*Short problem*.
Reproduce every entry exactly as shown.

## start Data section

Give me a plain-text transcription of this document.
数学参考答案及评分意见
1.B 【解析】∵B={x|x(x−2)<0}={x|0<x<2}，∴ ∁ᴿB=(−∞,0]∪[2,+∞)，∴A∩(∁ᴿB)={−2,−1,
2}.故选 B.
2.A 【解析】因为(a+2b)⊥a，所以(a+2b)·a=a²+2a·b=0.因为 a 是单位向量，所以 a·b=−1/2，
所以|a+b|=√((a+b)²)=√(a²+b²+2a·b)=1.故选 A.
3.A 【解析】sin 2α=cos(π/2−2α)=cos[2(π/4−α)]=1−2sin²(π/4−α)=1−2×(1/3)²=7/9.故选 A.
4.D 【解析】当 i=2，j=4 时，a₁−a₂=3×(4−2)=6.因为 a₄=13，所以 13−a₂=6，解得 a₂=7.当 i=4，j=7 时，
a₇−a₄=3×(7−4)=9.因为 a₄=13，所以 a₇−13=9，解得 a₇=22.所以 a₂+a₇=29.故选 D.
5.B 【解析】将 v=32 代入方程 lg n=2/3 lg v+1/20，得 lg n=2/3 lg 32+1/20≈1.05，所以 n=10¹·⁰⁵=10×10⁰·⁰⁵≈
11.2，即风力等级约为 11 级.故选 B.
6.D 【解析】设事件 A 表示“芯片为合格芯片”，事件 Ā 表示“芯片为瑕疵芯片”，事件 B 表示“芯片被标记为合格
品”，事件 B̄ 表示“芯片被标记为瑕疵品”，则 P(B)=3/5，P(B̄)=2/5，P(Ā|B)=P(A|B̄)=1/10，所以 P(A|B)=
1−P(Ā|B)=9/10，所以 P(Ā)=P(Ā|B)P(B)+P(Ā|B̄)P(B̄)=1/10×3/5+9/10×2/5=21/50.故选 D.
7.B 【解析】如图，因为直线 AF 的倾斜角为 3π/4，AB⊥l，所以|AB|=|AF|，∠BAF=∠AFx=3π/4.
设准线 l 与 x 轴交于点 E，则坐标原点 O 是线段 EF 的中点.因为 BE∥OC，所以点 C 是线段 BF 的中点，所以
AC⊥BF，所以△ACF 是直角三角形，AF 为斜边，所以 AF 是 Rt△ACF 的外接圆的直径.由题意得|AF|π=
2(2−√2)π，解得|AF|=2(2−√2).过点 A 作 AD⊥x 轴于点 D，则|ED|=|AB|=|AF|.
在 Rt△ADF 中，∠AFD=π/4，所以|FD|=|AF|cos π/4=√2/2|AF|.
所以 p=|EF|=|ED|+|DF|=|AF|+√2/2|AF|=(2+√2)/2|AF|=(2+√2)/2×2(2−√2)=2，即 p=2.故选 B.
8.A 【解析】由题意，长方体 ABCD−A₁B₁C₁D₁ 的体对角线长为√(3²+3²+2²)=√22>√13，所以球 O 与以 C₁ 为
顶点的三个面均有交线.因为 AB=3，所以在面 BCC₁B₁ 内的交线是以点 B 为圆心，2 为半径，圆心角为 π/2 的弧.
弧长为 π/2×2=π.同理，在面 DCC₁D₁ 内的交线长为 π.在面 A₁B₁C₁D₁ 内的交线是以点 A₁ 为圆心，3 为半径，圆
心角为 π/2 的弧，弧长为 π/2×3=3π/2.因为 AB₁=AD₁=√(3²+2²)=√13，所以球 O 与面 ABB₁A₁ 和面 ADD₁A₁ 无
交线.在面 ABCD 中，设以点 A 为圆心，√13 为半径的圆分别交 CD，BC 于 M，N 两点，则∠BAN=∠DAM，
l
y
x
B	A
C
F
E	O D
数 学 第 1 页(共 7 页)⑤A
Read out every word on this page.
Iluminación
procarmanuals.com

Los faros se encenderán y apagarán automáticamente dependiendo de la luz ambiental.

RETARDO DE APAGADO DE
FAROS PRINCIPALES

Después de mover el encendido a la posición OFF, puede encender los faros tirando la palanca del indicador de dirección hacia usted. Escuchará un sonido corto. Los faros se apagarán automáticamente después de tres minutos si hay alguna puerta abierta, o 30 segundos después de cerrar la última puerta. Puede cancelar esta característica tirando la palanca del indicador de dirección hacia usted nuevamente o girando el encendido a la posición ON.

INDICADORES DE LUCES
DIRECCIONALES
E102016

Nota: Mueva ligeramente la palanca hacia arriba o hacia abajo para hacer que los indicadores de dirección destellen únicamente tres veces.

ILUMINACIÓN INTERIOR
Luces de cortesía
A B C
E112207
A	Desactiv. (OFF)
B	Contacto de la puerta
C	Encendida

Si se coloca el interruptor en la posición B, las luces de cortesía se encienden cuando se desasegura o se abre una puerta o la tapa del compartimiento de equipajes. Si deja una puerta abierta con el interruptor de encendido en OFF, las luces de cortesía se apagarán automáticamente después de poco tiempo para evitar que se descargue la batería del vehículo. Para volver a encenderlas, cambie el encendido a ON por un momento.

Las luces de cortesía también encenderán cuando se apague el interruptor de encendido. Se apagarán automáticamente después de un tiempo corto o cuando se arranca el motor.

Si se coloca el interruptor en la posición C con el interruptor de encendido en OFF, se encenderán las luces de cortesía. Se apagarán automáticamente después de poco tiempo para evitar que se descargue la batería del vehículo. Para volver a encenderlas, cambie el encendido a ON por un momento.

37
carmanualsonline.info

## end Data section

*The answer*.
Give me a plain-text transcription of this document.
数学参考答案及评分意见
1.B 【解析】∵B={x|x(x−2)<0}={x|0<x<2}，∴ ∁ᴿB=(−∞,0]∪[2,+∞)，∴A∩(∁ᴿB)={−2,−1,
2}.故选 B.
2.A 【解析】因为(a+2b)⊥a，所以(a+2b)·a=a²+2a·b=0.因为 a 是单位向量，所以 a·b=−1/2，
所以|a+b|=√((a+b)²)=√(a²+b²+2a·b)=1.故选 A.
3.A 【解析】sin 2α=cos(π/2−2α)=cos[2(π/4−α)]=1−2sin²(π/4−α)=1−2×(1/3)²=7/9.故选 A.
4.D 【解析】当 i=2，j=4 时，a₁−a₂=3×(4−2)=6.因为 a₄=13，所以 13−a₂=6，解得 a₂=7.当 i=4，j=7 时，
a₇−a₄=3×(7−4)=9.因为 a₄=13，所以 a₇−13=9，解得 a₇=22.所以 a₂+a₇=29.故选 D.
5.B 【解析】将 v=32 代入方程 lg n=2/3 lg v+1/20，得 lg n=2/3 lg 32+1/20≈1.05，所以 n=10¹·⁰⁵=10×10⁰·⁰⁵≈
11.2，即风力等级约为 11 级.故选 B.
6.D 【解析】设事件 A 表示“芯片为合格芯片”，事件 Ā 表示“芯片为瑕疵芯片”，事件 B 表示“芯片被标记为合格
品”，事件 B̄ 表示“芯片被标记为瑕疵品”，则 P(B)=3/5，P(B̄)=2/5，P(Ā|B)=P(A|B̄)=1/10，所以 P(A|B)=
1−P(Ā|B)=9/10，所以 P(Ā)=P(Ā|B)P(B)+P(Ā|B̄)P(B̄)=1/10×3/5+9/10×2/5=21/50.故选 D.
7.B 【解析】如图，因为直线 AF 的倾斜角为 3π/4，AB⊥l，所以|AB|=|AF|，∠BAF=∠AFx=3π/4.
设准线 l 与 x 轴交于点 E，则坐标原点 O 是线段 EF 的中点.因为 BE∥OC，所以点 C 是线段 BF 的中点，所以
AC⊥BF，所以△ACF 是直角三角形，AF 为斜边，所以 AF 是 Rt△ACF 的外接圆的直径.由题意得|AF|π=
2(2−√2)π，解得|AF|=2(2−√2).过点 A 作 AD⊥x 轴于点 D，则|ED|=|AB|=|AF|.
在 Rt△ADF 中，∠AFD=π/4，所以|FD|=|AF|cos π/4=√2/2|AF|.
所以 p=|EF|=|ED|+|DF|=|AF|+√2/2|AF|=(2+√2)/2|AF|=(2+√2)/2×2(2−√2)=2，即 p=2.故选 B.
8.A 【解析】由题意，长方体 ABCD−A₁B₁C₁D₁ 的体对角线长为√(3²+3²+2²)=√22>√13，所以球 O 与以 C₁ 为
顶点的三个面均有交线.因为 AB=3，所以在面 BCC₁B₁ 内的交线是以点 B 为圆心，2 为半径，圆心角为 π/2 的弧.
弧长为 π/2×2=π.同理，在面 DCC₁D₁ 内的交线长为 π.在面 A₁B₁C₁D₁ 内的交线是以点 A₁ 为圆心，3 为半径，圆
心角为 π/2 的弧，弧长为 π/2×3=3π/2.因为 AB₁=AD₁=√(3²+2²)=√13，所以球 O 与面 ABB₁A₁ 和面 ADD₁A₁ 无
交线.在面 ABCD 中，设以点 A 为圆心，√13 为半径的圆分别交 CD，BC 于 M，N 两点，则∠BAN=∠DAM，
l
y
x
B	A
C
F
E	O D
数 学 第 1 页(共 7 页)⑤A
Read out every word on this page.
Iluminación
procarmanuals.com

Los faros se encenderán y apagarán automáticamente dependiendo de la luz ambiental.

RETARDO DE APAGADO DE
FAROS PRINCIPALES

Después de mover el encendido a la posición OFF, puede encender los faros tirando la palanca del indicador de dirección hacia usted. Escuchará un sonido corto. Los faros se apagarán automáticamente después de tres minutos si hay alguna puerta abierta, o 30 segundos después de cerrar la última puerta. Puede cancelar esta característica tirando la palanca del indicador de dirección hacia usted nuevamente o girando el encendido a la posición ON.

INDICADORES DE LUCES
DIRECCIONALES
E102016

Nota: Mueva ligeramente la palanca hacia arriba o hacia abajo para hacer que los indicadores de dirección destellen únicamente tres veces.

ILUMINACIÓN INTERIOR
Luces de cortesía
A B C
E112207
A	Desactiv. (OFF)
B	Contacto de la puerta
C	Encendida

Si se coloca el interruptor en la posición B, las luces de cortesía se encienden cuando se desasegura o se abre una puerta o la tapa del compartimiento de equipajes. Si deja una puerta abierta con el interruptor de encendido en OFF, las luces de cortesía se apagarán automáticamente después de poco tiempo para evitar que se descargue la batería del vehículo. Para volver a encenderlas, cambie el encendido a ON por un momento.

Las luces de cortesía también encenderán cuando se apague el interruptor de encendido. Se apagarán automáticamente después de un tiempo corto o cuando se arranca el motor.

Si se coloca el interruptor en la posición C con el interruptor de encendido en OFF, se encenderán las luces de cortesía. Se apagarán automáticamente después de poco tiempo para evitar que se descargue la batería del vehículo. Para volver a encenderlas, cambie el encendido a ON por un momento.

37
carmanualsonline.info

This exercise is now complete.